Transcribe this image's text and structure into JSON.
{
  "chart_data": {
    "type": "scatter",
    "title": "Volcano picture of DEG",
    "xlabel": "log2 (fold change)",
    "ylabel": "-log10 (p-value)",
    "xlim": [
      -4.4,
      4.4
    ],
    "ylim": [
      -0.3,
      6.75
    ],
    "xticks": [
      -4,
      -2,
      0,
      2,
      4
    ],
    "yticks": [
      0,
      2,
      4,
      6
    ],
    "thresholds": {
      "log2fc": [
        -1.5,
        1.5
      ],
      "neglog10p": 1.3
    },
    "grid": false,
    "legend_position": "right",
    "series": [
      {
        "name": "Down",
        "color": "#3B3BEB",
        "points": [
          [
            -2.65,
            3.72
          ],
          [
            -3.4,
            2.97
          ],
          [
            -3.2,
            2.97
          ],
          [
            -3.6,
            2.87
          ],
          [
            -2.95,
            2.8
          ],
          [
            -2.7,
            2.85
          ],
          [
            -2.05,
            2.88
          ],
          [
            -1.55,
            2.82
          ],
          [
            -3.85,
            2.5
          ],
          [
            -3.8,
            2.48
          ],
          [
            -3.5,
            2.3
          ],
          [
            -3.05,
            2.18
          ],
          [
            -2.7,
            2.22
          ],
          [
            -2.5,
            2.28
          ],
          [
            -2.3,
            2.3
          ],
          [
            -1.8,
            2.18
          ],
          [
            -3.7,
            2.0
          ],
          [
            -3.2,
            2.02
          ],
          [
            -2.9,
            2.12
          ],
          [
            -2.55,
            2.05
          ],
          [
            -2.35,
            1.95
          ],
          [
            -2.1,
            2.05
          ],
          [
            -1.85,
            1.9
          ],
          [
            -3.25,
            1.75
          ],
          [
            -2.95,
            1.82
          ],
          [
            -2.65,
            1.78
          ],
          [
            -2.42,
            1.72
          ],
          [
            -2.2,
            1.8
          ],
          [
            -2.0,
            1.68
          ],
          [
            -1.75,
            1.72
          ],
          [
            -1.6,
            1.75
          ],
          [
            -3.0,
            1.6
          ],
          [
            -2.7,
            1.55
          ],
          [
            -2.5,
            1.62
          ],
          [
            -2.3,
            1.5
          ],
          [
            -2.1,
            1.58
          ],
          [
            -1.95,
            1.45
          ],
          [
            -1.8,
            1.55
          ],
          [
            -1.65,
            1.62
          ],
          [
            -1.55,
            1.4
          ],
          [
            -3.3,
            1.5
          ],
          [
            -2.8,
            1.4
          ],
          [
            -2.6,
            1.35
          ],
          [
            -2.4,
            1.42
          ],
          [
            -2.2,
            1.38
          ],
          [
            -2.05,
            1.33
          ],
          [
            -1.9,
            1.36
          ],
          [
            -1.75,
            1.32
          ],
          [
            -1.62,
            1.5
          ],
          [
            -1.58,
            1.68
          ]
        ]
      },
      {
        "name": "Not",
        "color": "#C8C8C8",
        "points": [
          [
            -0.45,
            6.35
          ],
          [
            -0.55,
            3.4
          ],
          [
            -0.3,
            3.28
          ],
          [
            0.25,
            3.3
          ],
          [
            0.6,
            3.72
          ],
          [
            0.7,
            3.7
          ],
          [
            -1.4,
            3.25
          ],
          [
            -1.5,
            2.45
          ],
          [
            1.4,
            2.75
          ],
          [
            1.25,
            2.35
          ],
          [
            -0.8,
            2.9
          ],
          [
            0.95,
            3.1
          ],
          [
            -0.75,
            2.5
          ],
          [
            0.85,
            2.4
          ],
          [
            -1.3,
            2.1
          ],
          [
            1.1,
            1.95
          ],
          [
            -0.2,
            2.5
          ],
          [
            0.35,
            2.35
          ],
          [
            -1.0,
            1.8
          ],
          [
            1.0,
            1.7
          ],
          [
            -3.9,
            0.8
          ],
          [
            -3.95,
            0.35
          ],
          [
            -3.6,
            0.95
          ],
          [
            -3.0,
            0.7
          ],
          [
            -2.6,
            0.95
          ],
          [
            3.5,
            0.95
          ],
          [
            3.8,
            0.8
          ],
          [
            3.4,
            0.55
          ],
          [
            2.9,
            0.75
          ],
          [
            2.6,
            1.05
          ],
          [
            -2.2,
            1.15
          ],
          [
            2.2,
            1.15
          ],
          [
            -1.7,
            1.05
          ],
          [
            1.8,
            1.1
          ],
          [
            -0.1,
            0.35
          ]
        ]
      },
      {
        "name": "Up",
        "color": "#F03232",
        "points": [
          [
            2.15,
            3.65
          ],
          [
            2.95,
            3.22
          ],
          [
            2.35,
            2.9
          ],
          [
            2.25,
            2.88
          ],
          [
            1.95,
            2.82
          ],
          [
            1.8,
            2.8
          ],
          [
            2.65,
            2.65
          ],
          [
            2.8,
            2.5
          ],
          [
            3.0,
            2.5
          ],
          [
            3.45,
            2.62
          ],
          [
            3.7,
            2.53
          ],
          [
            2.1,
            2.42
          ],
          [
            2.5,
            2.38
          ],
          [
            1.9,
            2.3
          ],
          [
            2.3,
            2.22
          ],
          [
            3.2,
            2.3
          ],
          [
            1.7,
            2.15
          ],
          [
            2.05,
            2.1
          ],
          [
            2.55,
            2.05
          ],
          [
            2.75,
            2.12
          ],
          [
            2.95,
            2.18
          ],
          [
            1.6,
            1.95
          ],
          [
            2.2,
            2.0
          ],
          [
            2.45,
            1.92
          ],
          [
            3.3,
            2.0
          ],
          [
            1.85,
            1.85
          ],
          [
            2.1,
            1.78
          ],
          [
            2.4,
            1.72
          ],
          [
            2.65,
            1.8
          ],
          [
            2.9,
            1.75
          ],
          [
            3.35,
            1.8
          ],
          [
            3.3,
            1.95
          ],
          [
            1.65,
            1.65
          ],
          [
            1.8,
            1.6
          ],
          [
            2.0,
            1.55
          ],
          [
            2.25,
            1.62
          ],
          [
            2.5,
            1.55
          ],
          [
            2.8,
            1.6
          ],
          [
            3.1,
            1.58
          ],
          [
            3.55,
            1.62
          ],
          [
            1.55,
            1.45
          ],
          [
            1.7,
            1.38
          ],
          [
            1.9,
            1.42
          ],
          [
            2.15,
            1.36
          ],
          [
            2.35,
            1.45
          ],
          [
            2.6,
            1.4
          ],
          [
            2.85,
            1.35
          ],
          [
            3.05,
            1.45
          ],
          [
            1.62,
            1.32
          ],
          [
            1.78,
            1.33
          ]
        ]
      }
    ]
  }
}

# [Problem statement]
Gather each line in these records that contains the string "color".

# [Written answer]
        "color": "#3B3BEB",
        "color": "#C8C8C8",
        "color": "#F03232",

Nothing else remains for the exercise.